=== TASK OBJECTIVE ===
Collect each line holding the string "type".

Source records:
:::
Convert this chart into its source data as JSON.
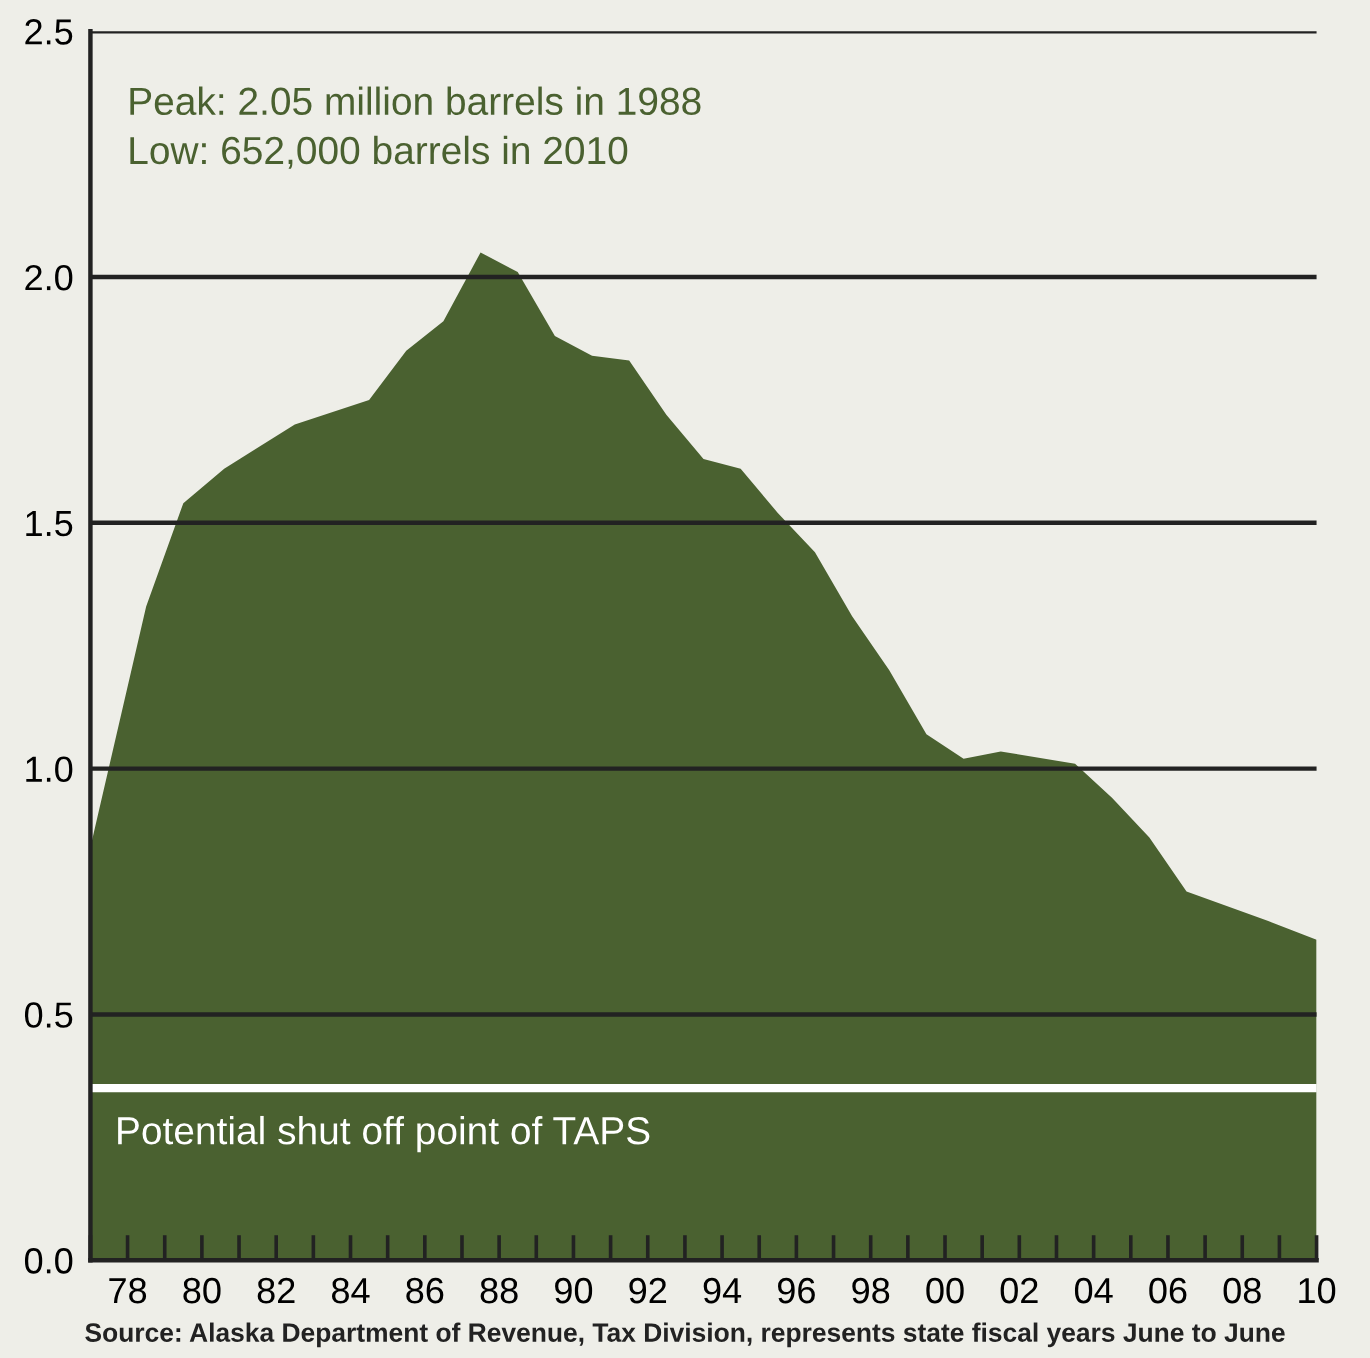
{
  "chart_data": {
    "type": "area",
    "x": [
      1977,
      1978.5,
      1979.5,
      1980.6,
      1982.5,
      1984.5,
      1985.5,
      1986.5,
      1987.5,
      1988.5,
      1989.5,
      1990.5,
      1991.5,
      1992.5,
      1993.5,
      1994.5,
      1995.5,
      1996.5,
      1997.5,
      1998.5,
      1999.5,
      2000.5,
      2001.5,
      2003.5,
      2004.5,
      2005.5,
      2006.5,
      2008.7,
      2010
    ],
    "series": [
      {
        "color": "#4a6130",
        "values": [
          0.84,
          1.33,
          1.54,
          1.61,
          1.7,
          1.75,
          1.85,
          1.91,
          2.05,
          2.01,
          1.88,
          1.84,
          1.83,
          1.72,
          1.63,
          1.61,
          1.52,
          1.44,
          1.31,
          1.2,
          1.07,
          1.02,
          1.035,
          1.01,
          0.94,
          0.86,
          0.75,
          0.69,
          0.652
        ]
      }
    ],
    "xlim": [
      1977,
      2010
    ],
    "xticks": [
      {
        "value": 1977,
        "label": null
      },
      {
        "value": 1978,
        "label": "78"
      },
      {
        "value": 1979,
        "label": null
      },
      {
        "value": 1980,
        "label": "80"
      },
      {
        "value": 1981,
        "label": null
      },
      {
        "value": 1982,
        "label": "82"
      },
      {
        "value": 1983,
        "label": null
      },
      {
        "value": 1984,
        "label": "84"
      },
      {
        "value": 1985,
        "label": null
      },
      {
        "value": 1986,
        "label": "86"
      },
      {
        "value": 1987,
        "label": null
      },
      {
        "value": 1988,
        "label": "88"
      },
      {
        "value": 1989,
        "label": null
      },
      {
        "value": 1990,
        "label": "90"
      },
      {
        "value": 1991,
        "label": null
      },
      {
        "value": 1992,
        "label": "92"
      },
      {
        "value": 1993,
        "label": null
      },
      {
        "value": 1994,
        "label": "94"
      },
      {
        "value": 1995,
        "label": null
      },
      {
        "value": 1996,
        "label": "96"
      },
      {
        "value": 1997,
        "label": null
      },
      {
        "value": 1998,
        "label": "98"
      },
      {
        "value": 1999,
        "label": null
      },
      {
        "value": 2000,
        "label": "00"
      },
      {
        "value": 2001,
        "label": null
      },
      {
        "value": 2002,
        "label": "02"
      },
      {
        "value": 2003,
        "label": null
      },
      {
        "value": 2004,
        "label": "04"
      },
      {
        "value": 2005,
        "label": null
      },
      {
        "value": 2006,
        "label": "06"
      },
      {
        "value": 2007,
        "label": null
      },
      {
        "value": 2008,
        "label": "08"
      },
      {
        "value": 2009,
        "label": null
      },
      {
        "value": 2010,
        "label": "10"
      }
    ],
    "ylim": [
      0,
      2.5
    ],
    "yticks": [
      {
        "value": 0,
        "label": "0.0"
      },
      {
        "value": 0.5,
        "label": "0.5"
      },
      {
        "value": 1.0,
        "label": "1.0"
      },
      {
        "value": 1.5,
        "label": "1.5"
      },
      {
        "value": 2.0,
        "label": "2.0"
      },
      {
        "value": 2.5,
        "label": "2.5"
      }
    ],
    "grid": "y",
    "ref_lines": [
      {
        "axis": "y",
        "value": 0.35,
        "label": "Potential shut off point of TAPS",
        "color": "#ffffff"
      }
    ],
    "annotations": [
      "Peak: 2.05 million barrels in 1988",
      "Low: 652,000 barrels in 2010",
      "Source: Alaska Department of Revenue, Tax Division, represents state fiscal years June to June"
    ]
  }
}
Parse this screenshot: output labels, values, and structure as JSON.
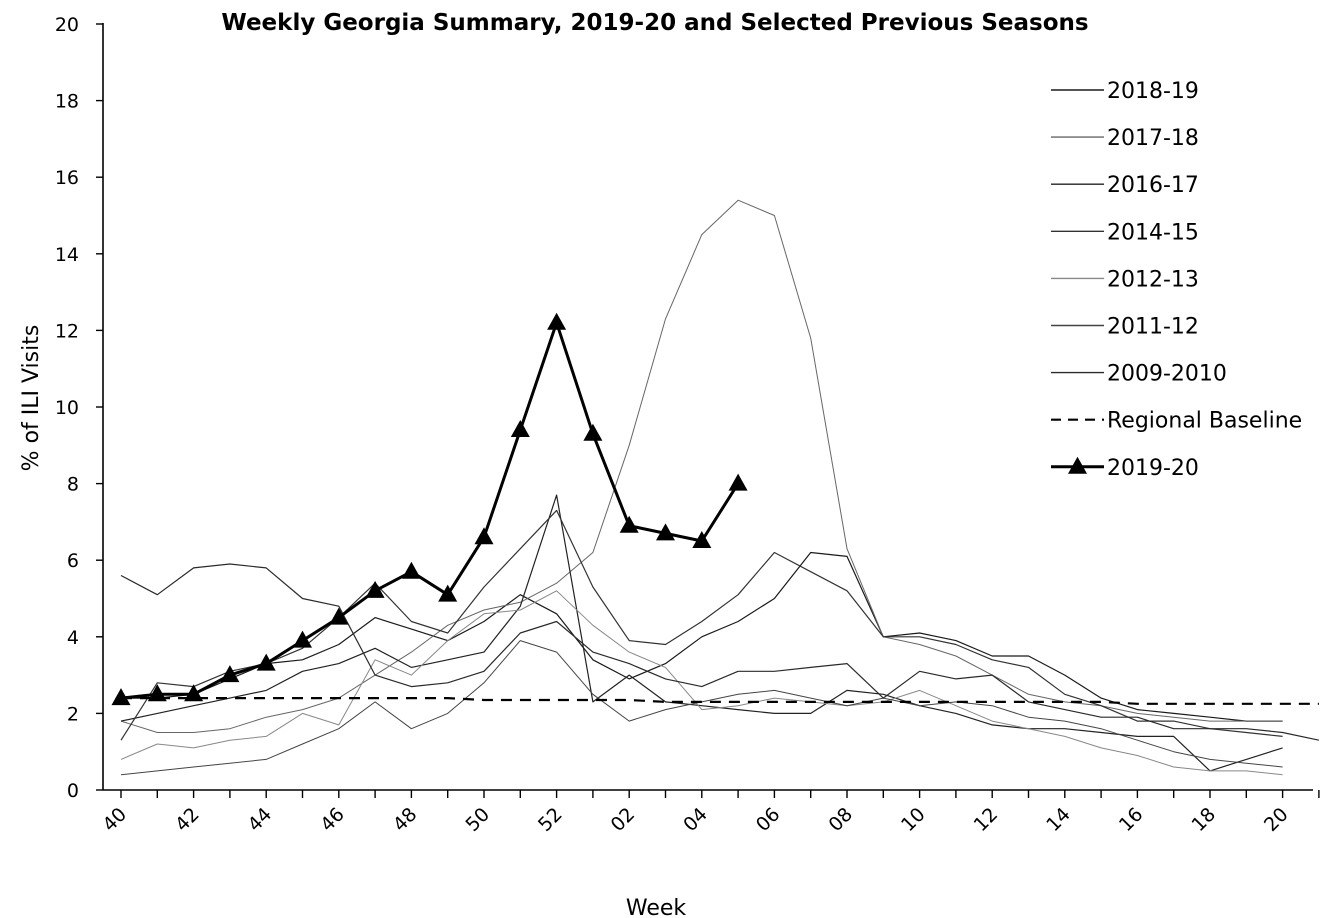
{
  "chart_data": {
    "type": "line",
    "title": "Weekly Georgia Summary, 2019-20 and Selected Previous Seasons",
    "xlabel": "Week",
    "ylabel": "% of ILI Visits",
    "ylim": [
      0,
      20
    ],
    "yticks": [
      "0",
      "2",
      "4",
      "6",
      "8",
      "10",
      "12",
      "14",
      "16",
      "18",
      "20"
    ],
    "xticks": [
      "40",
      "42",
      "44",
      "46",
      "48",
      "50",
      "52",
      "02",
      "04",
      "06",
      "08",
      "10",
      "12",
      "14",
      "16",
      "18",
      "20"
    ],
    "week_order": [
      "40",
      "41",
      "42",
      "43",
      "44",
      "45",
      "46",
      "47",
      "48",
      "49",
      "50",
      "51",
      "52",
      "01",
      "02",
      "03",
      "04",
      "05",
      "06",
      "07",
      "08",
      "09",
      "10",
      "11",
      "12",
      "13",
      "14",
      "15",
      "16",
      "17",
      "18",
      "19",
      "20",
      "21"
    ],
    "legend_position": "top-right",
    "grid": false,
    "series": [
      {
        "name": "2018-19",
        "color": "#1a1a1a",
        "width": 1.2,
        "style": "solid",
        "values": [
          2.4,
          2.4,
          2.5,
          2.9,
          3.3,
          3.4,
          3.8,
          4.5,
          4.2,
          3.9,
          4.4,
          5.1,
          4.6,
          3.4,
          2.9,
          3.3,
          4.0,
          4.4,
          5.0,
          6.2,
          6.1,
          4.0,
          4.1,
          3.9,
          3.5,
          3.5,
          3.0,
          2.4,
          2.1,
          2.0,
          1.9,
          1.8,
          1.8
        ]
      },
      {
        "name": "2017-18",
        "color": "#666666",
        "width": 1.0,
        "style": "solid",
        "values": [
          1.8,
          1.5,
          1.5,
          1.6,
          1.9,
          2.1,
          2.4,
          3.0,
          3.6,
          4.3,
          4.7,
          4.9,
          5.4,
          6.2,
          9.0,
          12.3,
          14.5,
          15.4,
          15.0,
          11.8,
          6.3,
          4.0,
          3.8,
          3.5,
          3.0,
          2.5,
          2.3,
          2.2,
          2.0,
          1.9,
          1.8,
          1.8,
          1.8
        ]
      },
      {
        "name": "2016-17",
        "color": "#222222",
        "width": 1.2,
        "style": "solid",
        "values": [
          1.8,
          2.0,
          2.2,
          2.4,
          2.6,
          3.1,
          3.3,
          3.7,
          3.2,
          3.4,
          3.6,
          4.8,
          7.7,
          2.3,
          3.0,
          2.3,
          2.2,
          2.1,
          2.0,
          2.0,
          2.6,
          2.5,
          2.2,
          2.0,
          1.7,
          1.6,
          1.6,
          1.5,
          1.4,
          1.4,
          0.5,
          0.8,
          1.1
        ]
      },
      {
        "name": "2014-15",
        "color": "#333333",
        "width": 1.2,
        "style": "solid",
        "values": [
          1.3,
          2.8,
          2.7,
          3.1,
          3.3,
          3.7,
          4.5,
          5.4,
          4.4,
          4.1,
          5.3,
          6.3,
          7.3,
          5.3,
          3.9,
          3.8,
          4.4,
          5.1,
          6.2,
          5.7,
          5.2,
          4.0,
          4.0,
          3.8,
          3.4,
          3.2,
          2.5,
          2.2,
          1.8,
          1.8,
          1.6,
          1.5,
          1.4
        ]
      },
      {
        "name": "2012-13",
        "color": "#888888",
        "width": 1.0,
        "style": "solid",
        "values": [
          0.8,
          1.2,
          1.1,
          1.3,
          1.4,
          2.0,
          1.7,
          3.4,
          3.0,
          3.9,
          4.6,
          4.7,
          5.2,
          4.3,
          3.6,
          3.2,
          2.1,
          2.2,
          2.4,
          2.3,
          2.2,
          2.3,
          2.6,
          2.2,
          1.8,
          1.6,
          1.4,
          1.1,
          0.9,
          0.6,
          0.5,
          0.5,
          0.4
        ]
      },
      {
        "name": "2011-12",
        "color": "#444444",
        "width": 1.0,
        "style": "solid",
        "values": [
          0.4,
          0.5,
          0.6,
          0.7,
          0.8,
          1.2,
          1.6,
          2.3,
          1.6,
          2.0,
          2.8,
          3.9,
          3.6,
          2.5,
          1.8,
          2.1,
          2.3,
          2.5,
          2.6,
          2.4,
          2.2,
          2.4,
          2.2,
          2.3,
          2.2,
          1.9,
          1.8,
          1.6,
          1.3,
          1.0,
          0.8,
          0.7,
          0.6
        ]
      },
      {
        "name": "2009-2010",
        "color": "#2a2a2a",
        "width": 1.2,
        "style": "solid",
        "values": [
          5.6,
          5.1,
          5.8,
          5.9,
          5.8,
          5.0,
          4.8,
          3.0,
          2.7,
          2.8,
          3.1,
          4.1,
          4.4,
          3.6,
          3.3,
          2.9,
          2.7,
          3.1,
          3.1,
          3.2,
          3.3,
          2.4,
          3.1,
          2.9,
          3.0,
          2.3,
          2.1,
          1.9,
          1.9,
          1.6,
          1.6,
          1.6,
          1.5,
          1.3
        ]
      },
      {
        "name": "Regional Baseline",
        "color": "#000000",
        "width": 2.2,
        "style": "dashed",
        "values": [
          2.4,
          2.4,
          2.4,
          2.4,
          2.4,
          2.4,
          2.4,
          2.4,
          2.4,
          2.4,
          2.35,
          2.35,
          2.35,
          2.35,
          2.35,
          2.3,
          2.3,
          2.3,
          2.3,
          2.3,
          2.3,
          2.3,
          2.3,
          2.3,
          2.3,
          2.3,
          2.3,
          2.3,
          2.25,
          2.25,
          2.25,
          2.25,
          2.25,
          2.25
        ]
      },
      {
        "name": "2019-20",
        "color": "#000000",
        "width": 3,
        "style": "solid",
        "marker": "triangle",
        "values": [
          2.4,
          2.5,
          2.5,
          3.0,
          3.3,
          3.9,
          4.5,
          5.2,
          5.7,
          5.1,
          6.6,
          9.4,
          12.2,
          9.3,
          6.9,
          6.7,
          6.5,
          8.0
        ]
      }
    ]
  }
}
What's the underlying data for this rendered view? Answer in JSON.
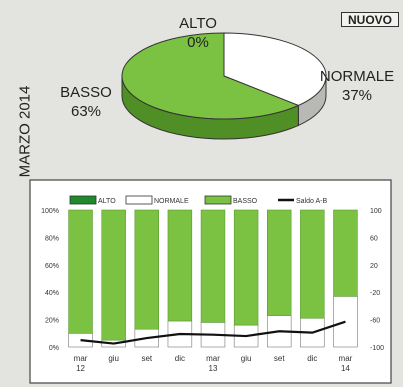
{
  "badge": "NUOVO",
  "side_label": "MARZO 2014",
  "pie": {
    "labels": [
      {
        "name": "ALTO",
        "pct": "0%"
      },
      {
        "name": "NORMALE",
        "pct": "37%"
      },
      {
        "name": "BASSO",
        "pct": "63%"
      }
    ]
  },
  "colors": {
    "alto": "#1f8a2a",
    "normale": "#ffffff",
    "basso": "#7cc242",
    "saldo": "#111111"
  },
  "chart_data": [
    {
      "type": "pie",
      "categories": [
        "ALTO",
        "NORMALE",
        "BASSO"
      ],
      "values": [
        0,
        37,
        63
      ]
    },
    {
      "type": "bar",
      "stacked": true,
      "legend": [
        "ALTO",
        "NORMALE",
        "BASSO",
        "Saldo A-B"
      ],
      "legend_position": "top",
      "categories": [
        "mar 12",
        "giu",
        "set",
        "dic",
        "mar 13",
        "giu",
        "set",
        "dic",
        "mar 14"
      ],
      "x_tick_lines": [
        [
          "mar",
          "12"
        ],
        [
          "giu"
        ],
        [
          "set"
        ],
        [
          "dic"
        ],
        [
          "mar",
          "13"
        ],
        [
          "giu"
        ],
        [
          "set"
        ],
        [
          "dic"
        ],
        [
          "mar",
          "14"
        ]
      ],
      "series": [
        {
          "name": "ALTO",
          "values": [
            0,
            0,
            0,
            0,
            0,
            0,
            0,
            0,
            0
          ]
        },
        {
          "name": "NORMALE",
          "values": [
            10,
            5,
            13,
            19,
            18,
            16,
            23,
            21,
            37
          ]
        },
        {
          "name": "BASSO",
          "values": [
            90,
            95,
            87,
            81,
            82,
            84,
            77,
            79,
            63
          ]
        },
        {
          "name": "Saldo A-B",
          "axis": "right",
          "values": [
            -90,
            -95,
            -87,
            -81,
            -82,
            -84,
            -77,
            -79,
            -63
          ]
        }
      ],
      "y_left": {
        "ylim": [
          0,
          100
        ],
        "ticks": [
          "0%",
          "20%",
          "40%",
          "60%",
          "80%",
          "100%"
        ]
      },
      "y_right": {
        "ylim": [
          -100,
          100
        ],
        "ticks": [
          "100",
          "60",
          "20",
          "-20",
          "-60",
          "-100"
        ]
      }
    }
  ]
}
:::
=== CORRECT ANSWER ===
    "type": "area",
    "type": "line",
      "type": "pie",
      "type": "bar",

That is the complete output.